**Your instructions**. Select the lines that hold the word "British" and copy each one.

**Supplied information**.
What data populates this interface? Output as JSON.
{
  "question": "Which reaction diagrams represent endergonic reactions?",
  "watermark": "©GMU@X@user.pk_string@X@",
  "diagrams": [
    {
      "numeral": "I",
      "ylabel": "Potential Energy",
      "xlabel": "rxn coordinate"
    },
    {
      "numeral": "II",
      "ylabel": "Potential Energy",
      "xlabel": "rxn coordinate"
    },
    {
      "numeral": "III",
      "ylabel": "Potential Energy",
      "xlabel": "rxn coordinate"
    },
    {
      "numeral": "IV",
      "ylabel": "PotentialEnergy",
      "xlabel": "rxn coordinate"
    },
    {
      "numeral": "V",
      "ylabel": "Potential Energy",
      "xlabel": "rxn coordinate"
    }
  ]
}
* * *
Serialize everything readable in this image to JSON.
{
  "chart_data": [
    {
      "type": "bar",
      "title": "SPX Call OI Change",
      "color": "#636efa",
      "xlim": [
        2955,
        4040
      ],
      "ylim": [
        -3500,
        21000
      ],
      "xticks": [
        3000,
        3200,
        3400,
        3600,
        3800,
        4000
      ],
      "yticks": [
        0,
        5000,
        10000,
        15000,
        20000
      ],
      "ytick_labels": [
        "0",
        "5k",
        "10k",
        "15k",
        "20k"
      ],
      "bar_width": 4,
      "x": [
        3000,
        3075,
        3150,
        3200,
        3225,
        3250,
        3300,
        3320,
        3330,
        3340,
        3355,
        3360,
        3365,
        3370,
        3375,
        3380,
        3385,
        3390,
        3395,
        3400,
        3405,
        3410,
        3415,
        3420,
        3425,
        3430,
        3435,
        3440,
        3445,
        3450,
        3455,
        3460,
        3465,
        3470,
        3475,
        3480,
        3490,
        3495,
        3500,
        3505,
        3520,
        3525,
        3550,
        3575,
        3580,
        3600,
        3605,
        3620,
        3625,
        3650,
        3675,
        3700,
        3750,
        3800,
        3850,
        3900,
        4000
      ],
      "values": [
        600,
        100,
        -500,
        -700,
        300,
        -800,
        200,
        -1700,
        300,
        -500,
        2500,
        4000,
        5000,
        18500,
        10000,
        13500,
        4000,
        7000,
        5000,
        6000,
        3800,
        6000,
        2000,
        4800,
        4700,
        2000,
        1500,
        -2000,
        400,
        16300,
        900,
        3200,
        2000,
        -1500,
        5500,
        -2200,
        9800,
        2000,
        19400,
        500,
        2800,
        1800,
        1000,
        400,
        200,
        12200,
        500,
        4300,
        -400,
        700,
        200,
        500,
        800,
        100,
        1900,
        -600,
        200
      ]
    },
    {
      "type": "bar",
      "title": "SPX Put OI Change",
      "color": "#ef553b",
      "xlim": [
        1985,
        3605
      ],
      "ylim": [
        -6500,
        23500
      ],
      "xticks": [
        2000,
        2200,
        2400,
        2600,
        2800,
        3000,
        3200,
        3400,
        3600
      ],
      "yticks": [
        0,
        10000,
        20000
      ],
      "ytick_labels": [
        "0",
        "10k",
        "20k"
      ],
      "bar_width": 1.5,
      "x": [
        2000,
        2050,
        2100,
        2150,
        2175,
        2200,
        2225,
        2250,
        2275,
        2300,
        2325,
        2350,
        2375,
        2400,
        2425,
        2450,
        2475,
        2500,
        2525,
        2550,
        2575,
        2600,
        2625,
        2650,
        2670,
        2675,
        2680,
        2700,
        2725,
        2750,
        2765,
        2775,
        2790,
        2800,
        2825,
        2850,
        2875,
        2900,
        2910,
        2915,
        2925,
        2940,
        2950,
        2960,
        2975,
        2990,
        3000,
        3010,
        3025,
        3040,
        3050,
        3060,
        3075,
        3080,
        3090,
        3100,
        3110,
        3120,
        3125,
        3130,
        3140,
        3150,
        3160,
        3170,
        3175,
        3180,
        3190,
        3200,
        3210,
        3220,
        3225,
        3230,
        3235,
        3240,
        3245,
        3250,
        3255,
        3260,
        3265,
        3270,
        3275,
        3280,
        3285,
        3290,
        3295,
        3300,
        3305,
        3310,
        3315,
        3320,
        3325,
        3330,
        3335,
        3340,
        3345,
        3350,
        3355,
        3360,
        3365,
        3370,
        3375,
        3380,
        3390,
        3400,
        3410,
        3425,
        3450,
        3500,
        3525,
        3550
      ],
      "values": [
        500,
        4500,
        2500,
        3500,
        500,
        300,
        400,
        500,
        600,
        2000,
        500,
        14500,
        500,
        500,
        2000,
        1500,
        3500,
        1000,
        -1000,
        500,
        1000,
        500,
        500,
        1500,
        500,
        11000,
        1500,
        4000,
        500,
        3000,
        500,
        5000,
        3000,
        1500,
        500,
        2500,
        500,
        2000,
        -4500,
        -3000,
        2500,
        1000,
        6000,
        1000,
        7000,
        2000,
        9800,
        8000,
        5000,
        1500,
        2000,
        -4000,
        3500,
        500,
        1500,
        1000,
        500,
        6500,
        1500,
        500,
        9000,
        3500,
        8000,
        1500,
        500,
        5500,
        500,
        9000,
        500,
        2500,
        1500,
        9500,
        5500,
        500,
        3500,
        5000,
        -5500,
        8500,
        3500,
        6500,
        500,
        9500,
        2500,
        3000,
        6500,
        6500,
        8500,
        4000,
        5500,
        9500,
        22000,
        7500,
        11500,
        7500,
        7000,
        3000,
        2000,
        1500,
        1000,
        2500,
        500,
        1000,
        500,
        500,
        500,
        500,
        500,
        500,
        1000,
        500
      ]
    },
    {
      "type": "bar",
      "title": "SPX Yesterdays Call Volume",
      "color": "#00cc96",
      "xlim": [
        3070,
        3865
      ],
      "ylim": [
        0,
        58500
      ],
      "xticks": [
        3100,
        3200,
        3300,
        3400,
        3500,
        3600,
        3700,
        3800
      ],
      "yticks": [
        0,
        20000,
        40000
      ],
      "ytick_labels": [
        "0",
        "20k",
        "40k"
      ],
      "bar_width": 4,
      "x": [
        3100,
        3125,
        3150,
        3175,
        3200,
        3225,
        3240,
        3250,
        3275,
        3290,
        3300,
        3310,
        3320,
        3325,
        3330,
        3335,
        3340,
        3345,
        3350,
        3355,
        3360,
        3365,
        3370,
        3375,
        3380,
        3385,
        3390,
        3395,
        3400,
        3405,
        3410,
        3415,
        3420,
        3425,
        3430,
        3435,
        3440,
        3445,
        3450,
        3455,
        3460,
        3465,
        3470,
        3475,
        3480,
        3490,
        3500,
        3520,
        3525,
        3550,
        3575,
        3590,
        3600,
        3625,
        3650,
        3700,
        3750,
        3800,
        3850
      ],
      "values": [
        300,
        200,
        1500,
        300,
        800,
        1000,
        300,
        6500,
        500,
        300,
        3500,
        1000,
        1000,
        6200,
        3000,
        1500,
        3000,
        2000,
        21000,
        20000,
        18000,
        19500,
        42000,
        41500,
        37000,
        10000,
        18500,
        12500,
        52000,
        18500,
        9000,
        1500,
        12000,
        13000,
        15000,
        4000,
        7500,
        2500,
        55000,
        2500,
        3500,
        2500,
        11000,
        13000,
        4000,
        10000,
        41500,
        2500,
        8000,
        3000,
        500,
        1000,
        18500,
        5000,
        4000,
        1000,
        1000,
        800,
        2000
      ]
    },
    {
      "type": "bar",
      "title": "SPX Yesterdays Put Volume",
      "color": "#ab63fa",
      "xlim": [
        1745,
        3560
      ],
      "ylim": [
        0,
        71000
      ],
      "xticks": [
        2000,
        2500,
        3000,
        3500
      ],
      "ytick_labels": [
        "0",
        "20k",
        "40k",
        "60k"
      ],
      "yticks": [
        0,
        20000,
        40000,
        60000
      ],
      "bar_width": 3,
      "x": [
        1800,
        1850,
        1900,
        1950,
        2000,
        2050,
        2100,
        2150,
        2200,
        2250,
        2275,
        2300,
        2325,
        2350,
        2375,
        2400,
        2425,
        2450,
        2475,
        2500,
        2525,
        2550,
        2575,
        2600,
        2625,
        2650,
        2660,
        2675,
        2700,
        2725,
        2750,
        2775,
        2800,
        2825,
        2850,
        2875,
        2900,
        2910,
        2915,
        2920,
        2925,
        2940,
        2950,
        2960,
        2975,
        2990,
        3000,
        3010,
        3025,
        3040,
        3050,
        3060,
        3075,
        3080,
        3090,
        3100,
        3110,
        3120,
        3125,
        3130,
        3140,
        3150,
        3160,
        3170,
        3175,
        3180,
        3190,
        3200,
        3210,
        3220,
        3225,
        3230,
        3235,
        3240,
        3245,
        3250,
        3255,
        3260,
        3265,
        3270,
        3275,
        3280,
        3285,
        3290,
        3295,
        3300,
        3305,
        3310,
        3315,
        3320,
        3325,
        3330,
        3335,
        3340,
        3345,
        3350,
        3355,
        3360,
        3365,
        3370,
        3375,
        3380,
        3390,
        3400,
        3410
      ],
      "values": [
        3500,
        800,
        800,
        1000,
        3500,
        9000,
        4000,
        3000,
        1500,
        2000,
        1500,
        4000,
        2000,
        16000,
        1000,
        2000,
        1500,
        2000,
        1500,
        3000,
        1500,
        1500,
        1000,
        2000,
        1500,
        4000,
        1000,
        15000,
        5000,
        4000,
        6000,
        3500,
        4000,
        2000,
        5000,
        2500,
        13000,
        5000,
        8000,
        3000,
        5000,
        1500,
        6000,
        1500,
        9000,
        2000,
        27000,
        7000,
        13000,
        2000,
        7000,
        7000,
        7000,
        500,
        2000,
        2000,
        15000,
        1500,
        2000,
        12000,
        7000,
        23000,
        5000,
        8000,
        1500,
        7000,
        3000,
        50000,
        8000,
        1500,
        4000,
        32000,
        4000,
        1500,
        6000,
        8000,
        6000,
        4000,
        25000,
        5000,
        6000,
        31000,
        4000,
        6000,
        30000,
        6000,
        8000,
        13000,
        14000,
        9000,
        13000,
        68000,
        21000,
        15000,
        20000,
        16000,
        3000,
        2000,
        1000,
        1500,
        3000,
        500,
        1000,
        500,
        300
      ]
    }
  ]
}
---
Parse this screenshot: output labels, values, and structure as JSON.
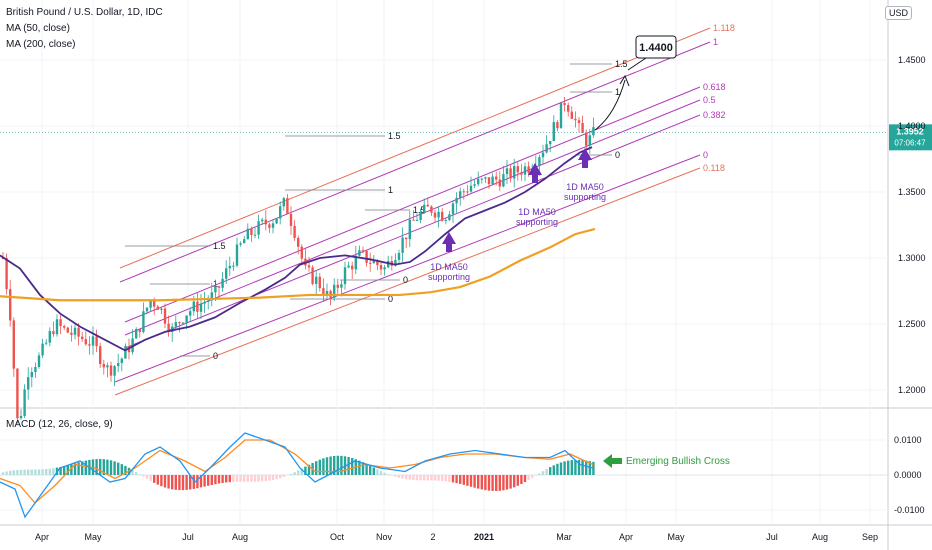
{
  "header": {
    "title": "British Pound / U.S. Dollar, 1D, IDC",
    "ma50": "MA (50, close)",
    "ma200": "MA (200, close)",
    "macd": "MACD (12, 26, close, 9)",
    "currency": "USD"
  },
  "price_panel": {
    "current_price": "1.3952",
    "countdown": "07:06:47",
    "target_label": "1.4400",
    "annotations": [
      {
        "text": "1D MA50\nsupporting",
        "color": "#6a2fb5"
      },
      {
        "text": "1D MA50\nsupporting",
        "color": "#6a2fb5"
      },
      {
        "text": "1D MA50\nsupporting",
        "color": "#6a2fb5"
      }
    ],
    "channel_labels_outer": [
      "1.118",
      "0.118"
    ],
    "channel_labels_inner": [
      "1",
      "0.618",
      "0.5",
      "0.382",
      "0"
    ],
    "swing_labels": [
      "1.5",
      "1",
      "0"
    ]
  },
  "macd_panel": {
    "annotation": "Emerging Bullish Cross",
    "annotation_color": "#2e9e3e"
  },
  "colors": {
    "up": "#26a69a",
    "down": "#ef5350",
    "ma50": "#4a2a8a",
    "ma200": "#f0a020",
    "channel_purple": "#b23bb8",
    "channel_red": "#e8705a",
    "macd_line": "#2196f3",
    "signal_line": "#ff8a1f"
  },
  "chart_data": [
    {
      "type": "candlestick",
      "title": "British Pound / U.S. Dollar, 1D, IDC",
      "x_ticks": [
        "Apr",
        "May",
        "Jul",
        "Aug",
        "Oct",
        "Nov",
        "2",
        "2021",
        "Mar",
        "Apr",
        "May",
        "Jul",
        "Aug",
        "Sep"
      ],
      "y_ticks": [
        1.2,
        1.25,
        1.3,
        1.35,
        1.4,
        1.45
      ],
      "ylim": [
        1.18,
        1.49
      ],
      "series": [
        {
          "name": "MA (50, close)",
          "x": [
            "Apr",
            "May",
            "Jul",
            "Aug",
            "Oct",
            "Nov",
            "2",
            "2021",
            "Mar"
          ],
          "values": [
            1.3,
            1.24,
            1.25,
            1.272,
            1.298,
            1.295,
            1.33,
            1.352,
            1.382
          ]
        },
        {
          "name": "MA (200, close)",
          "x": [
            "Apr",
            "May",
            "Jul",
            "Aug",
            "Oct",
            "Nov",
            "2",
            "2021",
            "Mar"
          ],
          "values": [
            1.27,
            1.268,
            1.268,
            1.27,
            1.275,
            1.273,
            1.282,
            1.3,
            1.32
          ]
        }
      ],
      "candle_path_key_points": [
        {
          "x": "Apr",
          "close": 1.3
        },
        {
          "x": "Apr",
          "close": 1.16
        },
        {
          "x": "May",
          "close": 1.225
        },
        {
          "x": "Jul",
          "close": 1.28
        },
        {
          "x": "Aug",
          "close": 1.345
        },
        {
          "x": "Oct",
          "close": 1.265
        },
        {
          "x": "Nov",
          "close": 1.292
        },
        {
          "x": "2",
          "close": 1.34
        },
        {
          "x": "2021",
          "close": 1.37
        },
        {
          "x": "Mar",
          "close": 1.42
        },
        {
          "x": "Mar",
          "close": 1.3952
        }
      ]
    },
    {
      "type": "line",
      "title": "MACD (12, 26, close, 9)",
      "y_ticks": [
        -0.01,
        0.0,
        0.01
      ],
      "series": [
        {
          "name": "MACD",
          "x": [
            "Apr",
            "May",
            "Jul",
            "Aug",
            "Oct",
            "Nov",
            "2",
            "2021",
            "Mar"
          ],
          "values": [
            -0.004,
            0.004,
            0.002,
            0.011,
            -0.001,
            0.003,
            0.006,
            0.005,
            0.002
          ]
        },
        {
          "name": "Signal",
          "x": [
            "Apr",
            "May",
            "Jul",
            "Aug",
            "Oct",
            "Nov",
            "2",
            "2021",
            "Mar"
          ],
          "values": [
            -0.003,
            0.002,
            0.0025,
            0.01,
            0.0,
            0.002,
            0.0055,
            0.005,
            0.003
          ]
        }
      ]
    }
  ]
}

**Solution to this problem**.
    "title": "British Pound / U.S. Dollar, 1D, IDC",
      "title": "British Pound / U.S. Dollar, 1D, IDC",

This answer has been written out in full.